====== Extracted information

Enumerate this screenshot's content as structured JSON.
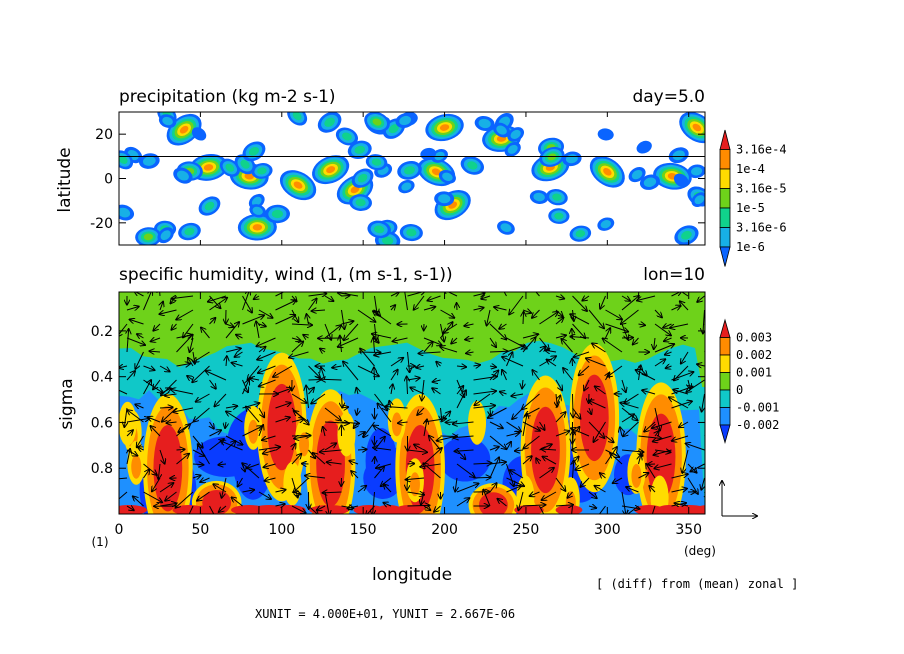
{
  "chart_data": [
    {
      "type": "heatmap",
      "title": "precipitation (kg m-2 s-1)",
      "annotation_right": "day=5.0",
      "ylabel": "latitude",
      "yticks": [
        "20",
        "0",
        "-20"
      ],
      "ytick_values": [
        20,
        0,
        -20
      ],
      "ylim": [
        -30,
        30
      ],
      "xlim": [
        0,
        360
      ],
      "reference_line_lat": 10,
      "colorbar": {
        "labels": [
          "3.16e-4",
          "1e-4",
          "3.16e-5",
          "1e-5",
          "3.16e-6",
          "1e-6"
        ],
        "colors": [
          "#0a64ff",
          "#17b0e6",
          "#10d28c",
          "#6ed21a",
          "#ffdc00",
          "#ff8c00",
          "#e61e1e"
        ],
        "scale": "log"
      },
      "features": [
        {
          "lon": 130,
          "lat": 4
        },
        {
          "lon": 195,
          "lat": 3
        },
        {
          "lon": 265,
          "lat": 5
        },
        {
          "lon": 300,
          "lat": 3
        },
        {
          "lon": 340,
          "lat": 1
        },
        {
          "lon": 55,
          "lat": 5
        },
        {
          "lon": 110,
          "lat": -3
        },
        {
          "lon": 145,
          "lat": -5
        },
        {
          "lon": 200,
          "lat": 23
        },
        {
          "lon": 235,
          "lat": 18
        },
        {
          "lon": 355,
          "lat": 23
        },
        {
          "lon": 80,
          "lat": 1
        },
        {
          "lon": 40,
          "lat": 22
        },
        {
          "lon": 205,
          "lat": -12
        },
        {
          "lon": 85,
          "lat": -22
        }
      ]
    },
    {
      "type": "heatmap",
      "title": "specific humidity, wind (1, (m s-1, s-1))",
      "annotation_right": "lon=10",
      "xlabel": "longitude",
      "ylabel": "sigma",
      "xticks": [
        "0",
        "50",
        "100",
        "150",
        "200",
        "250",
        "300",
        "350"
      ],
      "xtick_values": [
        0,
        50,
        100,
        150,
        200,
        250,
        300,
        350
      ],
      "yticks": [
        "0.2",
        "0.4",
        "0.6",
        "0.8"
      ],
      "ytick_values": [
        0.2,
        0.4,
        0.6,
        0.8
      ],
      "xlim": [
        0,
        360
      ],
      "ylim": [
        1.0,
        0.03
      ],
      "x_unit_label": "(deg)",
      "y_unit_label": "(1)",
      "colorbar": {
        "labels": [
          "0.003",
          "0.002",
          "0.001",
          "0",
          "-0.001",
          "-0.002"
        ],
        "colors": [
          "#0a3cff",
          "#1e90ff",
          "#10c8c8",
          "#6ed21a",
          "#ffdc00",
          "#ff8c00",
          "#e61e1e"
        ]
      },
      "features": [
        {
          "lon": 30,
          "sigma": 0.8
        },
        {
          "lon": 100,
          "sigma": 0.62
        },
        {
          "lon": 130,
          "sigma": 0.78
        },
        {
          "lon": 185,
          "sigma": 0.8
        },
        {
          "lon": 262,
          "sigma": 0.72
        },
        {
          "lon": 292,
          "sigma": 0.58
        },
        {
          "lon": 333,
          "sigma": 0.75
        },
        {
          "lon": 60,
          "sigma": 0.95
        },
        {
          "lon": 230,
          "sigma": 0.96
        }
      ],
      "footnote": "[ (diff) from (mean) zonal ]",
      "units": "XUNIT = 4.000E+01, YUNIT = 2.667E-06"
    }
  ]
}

============
====== Extracted information

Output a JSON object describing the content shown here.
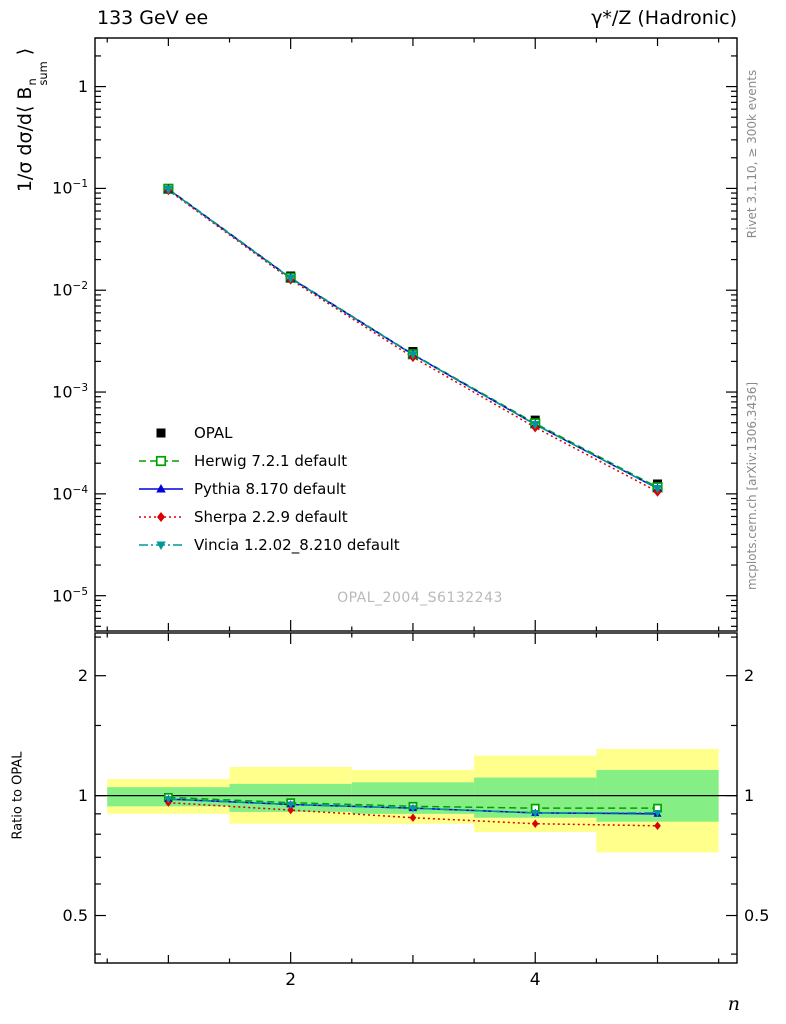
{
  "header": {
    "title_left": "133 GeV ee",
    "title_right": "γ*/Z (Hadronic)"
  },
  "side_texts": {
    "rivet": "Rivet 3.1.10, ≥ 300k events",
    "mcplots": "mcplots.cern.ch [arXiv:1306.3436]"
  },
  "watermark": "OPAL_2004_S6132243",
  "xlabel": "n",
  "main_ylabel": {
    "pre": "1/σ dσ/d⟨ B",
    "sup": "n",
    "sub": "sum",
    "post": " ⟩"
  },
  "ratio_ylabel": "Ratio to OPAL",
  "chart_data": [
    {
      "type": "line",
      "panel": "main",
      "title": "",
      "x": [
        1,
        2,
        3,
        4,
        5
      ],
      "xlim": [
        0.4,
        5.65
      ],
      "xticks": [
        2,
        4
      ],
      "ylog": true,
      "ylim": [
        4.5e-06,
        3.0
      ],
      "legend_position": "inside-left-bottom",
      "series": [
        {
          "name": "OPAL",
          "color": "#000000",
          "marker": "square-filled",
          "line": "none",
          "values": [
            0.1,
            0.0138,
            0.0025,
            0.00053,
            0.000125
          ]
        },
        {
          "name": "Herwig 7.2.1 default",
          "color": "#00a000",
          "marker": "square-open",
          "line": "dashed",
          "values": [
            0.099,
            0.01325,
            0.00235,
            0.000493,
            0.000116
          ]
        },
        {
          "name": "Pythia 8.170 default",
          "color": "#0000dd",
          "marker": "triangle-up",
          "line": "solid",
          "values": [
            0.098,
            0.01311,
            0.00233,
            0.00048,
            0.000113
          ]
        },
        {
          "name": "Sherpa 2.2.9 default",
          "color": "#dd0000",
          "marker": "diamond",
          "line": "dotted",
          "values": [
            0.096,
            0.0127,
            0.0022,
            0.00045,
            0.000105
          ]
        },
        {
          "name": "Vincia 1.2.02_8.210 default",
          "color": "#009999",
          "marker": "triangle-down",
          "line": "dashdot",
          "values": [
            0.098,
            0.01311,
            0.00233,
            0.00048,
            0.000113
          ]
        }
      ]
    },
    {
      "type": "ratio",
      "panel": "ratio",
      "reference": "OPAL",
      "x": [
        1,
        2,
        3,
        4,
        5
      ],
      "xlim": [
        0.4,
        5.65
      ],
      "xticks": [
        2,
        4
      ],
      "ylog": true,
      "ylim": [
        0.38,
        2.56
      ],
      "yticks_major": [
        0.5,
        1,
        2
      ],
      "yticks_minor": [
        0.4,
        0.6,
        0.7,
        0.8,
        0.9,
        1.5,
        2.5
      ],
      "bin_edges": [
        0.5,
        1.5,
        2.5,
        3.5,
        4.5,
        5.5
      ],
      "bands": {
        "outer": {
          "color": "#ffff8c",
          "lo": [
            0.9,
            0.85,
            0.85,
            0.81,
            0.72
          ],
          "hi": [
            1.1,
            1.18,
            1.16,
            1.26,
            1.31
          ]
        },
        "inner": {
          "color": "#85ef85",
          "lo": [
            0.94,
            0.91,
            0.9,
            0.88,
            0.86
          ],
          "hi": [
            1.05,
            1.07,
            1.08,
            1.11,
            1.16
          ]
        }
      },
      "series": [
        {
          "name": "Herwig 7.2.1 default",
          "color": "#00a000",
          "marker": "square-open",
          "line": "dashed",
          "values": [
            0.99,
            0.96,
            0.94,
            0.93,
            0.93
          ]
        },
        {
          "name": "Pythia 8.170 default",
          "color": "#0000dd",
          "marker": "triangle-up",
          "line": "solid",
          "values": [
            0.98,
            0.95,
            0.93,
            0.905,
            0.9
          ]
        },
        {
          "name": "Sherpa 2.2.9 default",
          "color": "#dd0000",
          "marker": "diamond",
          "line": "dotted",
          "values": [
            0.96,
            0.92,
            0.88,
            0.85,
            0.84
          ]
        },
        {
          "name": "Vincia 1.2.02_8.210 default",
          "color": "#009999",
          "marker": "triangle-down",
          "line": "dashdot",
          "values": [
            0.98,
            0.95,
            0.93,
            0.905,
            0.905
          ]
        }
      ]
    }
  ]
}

============

What you need to do — Pick every line with "JSON" in it and copy it.

Exercise output —
Enumerate this screenshot's content as structured JSON.
Output a JSON object describing the content shown here.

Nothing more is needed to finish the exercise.